**WORK TO DO:** Within the listing below, locate all lines containing the word "Tarea". Copy each one.

**SUPPLIED DATA:**
________
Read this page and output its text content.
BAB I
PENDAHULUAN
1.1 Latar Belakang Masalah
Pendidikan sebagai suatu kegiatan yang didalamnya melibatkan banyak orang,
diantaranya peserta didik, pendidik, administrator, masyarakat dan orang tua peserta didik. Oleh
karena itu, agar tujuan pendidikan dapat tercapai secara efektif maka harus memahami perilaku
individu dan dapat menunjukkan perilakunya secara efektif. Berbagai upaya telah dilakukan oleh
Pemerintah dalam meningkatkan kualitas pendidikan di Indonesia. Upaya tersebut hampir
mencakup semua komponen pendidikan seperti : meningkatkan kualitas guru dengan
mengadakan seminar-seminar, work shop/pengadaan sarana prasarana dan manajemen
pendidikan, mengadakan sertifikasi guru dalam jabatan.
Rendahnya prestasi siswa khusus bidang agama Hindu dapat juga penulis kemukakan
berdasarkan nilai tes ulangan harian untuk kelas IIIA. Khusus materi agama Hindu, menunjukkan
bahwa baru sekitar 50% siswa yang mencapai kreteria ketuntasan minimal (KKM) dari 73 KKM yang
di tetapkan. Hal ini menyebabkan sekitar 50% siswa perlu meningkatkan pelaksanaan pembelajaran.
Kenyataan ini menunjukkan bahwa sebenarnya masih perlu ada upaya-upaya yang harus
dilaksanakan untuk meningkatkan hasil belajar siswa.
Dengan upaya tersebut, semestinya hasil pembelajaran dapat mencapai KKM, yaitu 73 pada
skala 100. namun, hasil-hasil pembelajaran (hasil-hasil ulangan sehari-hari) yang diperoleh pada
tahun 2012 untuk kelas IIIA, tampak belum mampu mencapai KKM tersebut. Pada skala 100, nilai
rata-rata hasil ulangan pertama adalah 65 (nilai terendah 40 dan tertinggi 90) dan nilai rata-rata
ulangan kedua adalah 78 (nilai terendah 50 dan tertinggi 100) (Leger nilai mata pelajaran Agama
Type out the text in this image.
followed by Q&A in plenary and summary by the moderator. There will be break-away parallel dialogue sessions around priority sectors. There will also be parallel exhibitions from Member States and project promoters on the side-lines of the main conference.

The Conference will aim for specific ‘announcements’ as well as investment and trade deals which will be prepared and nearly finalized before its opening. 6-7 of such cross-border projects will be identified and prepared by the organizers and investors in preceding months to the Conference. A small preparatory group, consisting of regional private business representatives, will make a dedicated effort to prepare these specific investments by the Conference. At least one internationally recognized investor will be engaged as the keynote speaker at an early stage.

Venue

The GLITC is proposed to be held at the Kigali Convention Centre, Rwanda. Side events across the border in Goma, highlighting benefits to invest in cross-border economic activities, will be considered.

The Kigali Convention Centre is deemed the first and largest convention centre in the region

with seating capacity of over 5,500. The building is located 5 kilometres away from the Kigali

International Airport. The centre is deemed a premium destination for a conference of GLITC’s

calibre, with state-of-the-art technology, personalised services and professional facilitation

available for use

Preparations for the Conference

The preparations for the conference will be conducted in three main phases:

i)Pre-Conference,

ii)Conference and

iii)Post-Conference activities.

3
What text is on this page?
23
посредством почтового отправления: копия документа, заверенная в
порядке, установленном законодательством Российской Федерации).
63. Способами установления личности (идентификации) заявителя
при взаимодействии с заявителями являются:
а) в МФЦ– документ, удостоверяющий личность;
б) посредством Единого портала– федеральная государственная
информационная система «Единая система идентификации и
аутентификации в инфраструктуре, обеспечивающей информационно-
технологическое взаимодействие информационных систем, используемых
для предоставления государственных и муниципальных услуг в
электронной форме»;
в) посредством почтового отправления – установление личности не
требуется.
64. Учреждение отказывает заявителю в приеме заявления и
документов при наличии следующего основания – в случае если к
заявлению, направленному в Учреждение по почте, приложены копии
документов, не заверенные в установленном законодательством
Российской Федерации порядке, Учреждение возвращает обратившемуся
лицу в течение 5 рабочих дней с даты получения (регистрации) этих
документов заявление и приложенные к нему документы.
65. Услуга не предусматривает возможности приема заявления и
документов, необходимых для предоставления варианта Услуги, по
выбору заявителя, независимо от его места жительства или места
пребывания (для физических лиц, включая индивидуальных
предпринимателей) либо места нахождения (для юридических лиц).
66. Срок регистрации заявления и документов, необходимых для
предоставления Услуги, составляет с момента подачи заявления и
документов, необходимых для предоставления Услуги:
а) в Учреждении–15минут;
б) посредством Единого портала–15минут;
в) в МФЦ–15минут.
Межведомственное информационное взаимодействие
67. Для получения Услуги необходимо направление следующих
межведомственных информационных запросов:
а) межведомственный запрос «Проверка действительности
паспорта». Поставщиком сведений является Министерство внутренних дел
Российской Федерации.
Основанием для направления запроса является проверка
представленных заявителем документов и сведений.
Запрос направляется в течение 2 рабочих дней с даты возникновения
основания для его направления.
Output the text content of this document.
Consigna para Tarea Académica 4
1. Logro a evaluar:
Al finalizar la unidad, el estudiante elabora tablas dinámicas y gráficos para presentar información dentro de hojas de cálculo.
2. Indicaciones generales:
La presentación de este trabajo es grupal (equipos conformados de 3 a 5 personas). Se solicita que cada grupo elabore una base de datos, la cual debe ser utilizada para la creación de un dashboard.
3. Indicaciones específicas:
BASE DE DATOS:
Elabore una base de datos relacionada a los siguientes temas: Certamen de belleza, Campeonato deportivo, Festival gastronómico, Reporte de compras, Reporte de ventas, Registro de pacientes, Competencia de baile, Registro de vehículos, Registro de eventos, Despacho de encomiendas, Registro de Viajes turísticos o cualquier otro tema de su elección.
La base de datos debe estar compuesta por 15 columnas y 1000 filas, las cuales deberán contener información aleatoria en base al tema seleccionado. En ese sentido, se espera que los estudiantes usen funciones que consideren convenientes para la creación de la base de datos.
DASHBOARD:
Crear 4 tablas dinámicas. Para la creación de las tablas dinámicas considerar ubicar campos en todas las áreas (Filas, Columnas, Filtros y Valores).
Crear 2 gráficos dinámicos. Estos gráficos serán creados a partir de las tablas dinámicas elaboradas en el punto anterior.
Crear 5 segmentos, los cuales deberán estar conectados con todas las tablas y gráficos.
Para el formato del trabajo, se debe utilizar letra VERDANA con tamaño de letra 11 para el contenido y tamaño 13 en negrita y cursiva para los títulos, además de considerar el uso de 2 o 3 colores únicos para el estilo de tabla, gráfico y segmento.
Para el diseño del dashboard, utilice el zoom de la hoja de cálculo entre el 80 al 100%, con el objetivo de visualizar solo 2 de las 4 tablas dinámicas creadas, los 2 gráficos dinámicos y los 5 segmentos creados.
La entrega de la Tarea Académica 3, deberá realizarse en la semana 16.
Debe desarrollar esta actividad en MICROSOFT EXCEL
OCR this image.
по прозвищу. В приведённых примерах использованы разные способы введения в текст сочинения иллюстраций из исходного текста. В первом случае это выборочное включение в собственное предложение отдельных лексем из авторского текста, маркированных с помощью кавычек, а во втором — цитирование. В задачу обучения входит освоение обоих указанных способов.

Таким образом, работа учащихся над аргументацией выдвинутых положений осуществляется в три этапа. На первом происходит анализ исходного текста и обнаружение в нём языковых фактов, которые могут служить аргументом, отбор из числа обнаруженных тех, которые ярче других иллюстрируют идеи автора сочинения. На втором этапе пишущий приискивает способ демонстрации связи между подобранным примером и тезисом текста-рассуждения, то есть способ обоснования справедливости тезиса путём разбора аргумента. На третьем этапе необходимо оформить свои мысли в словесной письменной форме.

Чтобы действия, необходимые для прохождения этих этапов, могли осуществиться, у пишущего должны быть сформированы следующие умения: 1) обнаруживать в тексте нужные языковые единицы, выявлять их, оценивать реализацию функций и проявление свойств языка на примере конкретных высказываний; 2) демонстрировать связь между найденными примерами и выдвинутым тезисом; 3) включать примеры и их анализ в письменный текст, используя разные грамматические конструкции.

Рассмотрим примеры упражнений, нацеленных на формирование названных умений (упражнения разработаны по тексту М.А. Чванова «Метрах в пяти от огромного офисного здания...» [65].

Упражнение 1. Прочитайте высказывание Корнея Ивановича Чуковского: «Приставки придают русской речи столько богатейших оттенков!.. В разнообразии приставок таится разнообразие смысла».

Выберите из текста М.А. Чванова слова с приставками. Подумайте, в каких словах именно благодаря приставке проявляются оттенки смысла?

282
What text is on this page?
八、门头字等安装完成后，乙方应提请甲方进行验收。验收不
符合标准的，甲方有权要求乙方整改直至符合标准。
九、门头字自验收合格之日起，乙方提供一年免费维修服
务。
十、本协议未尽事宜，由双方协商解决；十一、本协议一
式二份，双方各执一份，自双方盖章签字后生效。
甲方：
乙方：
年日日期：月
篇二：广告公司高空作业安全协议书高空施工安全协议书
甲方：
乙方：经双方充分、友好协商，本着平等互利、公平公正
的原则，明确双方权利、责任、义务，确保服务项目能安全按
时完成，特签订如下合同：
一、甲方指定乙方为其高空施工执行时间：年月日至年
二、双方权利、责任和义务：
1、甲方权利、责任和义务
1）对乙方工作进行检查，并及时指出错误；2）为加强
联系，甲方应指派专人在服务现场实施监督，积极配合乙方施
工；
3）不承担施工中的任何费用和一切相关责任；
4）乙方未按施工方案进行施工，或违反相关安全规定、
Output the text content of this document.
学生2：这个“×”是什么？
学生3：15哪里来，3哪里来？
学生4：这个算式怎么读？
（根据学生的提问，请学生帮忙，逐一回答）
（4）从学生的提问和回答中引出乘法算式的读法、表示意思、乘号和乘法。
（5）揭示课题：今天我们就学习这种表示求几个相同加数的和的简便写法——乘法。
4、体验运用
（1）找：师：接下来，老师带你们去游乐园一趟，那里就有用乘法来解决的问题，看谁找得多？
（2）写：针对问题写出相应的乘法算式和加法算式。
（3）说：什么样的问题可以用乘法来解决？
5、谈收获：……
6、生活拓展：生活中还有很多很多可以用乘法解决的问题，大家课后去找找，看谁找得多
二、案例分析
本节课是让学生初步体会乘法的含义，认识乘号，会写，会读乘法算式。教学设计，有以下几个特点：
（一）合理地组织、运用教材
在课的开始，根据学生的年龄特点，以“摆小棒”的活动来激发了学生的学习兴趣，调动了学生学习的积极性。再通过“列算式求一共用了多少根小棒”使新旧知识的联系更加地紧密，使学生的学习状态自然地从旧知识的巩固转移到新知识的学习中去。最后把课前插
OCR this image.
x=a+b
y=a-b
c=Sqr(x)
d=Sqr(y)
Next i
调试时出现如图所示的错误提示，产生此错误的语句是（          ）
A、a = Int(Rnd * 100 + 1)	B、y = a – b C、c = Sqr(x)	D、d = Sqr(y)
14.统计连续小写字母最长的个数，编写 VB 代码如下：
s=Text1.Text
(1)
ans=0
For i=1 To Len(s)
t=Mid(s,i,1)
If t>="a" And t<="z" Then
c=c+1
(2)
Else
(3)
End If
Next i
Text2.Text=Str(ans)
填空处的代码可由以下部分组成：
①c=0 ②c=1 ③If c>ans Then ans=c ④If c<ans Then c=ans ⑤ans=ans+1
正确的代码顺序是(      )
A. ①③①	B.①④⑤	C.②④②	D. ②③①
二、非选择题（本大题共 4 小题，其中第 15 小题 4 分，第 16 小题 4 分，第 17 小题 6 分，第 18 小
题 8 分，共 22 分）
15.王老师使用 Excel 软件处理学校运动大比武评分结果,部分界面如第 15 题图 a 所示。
________
**RESPONSE TO THE EXERCISE:**
Consigna para Tarea Académica 4
La entrega de la Tarea Académica 3, deberá realizarse en la semana 16.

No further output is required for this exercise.